═══ Data supplied ═══

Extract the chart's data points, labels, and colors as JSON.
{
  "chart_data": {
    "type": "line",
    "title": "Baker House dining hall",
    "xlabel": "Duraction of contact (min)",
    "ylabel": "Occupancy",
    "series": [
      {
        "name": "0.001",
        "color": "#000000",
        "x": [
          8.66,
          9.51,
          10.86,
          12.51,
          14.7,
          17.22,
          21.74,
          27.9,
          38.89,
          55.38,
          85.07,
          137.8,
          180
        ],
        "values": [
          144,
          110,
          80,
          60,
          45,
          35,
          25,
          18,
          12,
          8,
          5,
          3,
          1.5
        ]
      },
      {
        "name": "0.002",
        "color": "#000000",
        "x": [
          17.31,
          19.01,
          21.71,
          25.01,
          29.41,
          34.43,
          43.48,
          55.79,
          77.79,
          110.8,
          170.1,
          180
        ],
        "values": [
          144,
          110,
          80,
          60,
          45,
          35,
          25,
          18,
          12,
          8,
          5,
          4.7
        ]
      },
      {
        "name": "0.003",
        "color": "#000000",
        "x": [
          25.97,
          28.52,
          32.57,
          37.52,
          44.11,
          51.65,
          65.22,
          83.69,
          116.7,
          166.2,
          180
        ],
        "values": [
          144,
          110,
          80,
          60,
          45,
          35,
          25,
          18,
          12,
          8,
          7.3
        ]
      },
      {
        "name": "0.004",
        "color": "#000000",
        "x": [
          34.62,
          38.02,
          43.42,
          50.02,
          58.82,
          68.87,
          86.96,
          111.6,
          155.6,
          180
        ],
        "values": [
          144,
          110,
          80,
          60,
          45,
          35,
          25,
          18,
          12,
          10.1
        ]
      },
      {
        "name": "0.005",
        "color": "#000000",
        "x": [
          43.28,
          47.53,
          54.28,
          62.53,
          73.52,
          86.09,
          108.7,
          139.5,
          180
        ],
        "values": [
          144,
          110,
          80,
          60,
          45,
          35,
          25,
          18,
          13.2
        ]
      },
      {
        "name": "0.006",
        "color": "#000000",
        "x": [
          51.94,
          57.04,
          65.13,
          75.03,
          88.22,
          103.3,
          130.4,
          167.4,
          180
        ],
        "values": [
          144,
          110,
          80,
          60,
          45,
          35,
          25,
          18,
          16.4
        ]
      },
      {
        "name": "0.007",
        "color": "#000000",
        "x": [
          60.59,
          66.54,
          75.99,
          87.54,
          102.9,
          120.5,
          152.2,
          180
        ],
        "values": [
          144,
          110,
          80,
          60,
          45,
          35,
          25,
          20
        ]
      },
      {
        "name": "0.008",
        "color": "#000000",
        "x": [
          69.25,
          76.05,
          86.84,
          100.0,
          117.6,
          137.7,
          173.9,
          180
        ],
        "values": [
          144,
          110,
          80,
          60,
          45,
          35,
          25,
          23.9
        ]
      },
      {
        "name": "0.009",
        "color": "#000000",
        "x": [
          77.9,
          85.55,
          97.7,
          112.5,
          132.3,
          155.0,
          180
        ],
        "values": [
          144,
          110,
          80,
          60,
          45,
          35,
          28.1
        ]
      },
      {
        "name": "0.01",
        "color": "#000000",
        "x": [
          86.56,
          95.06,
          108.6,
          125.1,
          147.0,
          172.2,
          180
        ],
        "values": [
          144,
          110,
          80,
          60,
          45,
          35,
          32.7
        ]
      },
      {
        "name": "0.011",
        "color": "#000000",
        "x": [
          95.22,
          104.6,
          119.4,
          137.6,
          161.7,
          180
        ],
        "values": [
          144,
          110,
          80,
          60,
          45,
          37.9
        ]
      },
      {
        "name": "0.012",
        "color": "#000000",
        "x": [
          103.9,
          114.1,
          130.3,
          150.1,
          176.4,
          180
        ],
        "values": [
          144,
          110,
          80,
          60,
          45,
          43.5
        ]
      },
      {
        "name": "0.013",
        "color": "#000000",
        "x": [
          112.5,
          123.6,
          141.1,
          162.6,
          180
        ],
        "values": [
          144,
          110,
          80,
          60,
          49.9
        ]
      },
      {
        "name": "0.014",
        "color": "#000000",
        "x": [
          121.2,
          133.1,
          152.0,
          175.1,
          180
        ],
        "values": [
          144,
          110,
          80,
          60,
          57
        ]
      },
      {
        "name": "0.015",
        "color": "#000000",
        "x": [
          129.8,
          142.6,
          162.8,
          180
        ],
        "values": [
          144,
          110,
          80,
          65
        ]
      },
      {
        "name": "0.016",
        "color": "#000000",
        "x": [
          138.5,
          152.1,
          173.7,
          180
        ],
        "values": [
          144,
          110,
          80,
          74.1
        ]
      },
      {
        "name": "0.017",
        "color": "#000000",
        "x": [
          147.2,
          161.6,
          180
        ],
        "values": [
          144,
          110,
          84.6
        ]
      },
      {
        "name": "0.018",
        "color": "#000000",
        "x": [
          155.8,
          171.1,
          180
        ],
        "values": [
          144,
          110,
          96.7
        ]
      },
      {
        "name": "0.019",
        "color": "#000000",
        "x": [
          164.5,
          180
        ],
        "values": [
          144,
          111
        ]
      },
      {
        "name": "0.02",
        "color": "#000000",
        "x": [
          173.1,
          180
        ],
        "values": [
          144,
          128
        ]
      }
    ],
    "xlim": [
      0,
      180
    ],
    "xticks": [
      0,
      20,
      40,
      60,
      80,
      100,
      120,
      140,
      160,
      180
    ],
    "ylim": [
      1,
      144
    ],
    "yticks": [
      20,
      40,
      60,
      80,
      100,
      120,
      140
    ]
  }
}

═══

Task description >> From the records above, extract everything verbatim.

Response >>
Extract the chart's data points, labels, and colors as JSON.
{
  "chart_data": {
    "type": "line",
    "title": "Baker House dining hall",
    "xlabel": "Duraction of contact (min)",
    "ylabel": "Occupancy",
    "series": [
      {
        "name": "0.001",
        "color": "#000000",
        "x": [
          8.66,
          9.51,
          10.86,
          12.51,
          14.7,
          17.22,
          21.74,
          27.9,
          38.89,
          55.38,
          85.07,
          137.8,
          180
        ],
        "values": [
          144,
          110,
          80,
          60,
          45,
          35,
          25,
          18,
          12,
          8,
          5,
          3,
          1.5
        ]
      },
      {
        "name": "0.002",
        "color": "#000000",
        "x": [
          17.31,
          19.01,
          21.71,
          25.01,
          29.41,
          34.43,
          43.48,
          55.79,
          77.79,
          110.8,
          170.1,
          180
        ],
        "values": [
          144,
          110,
          80,
          60,
          45,
          35,
          25,
          18,
          12,
          8,
          5,
          4.7
        ]
      },
      {
        "name": "0.003",
        "color": "#000000",
        "x": [
          25.97,
          28.52,
          32.57,
          37.52,
          44.11,
          51.65,
          65.22,
          83.69,
          116.7,
          166.2,
          180
        ],
        "values": [
          144,
          110,
          80,
          60,
          45,
          35,
          25,
          18,
          12,
          8,
          7.3
        ]
      },
      {
        "name": "0.004",
        "color": "#000000",
        "x": [
          34.62,
          38.02,
          43.42,
          50.02,
          58.82,
          68.87,
          86.96,
          111.6,
          155.6,
          180
        ],
        "values": [
          144,
          110,
          80,
          60,
          45,
          35,
          25,
          18,
          12,
          10.1
        ]
      },
      {
        "name": "0.005",
        "color": "#000000",
        "x": [
          43.28,
          47.53,
          54.28,
          62.53,
          73.52,
          86.09,
          108.7,
          139.5,
          180
        ],
        "values": [
          144,
          110,
          80,
          60,
          45,
          35,
          25,
          18,
          13.2
        ]
      },
      {
        "name": "0.006",
        "color": "#000000",
        "x": [
          51.94,
          57.04,
          65.13,
          75.03,
          88.22,
          103.3,
          130.4,
          167.4,
          180
        ],
        "values": [
          144,
          110,
          80,
          60,
          45,
          35,
          25,
          18,
          16.4
        ]
      },
      {
        "name": "0.007",
        "color": "#000000",
        "x": [
          60.59,
          66.54,
          75.99,
          87.54,
          102.9,
          120.5,
          152.2,
          180
        ],
        "values": [
          144,
          110,
          80,
          60,
          45,
          35,
          25,
          20
        ]
      },
      {
        "name": "0.008",
        "color": "#000000",
        "x": [
          69.25,
          76.05,
          86.84,
          100.0,
          117.6,
          137.7,
          173.9,
          180
        ],
        "values": [
          144,
          110,
          80,
          60,
          45,
          35,
          25,
          23.9
        ]
      },
      {
        "name": "0.009",
        "color": "#000000",
        "x": [
          77.9,
          85.55,
          97.7,
          112.5,
          132.3,
          155.0,
          180
        ],
        "values": [
          144,
          110,
          80,
          60,
          45,
          35,
          28.1
        ]
      },
      {
        "name": "0.01",
        "color": "#000000",
        "x": [
          86.56,
          95.06,
          108.6,
          125.1,
          147.0,
          172.2,
          180
        ],
        "values": [
          144,
          110,
          80,
          60,
          45,
          35,
          32.7
        ]
      },
      {
        "name": "0.011",
        "color": "#000000",
        "x": [
          95.22,
          104.6,
          119.4,
          137.6,
          161.7,
          180
        ],
        "values": [
          144,
          110,
          80,
          60,
          45,
          37.9
        ]
      },
      {
        "name": "0.012",
        "color": "#000000",
        "x": [
          103.9,
          114.1,
          130.3,
          150.1,
          176.4,
          180
        ],
        "values": [
          144,
          110,
          80,
          60,
          45,
          43.5
        ]
      },
      {
        "name": "0.013",
        "color": "#000000",
        "x": [
          112.5,
          123.6,
          141.1,
          162.6,
          180
        ],
        "values": [
          144,
          110,
          80,
          60,
          49.9
        ]
      },
      {
        "name": "0.014",
        "color": "#000000",
        "x": [
          121.2,
          133.1,
          152.0,
          175.1,
          180
        ],
        "values": [
          144,
          110,
          80,
          60,
          57
        ]
      },
      {
        "name": "0.015",
        "color": "#000000",
        "x": [
          129.8,
          142.6,
          162.8,
          180
        ],
        "values": [
          144,
          110,
          80,
          65
        ]
      },
      {
        "name": "0.016",
        "color": "#000000",
        "x": [
          138.5,
          152.1,
          173.7,
          180
        ],
        "values": [
          144,
          110,
          80,
          74.1
        ]
      },
      {
        "name": "0.017",
        "color": "#000000",
        "x": [
          147.2,
          161.6,
          180
        ],
        "values": [
          144,
          110,
          84.6
        ]
      },
      {
        "name": "0.018",
        "color": "#000000",
        "x": [
          155.8,
          171.1,
          180
        ],
        "values": [
          144,
          110,
          96.7
        ]
      },
      {
        "name": "0.019",
        "color": "#000000",
        "x": [
          164.5,
          180
        ],
        "values": [
          144,
          111
        ]
      },
      {
        "name": "0.02",
        "color": "#000000",
        "x": [
          173.1,
          180
        ],
        "values": [
          144,
          128
        ]
      }
    ],
    "xlim": [
      0,
      180
    ],
    "xticks": [
      0,
      20,
      40,
      60,
      80,
      100,
      120,
      140,
      160,
      180
    ],
    "ylim": [
      1,
      144
    ],
    "yticks": [
      20,
      40,
      60,
      80,
      100,
      120,
      140
    ]
  }
}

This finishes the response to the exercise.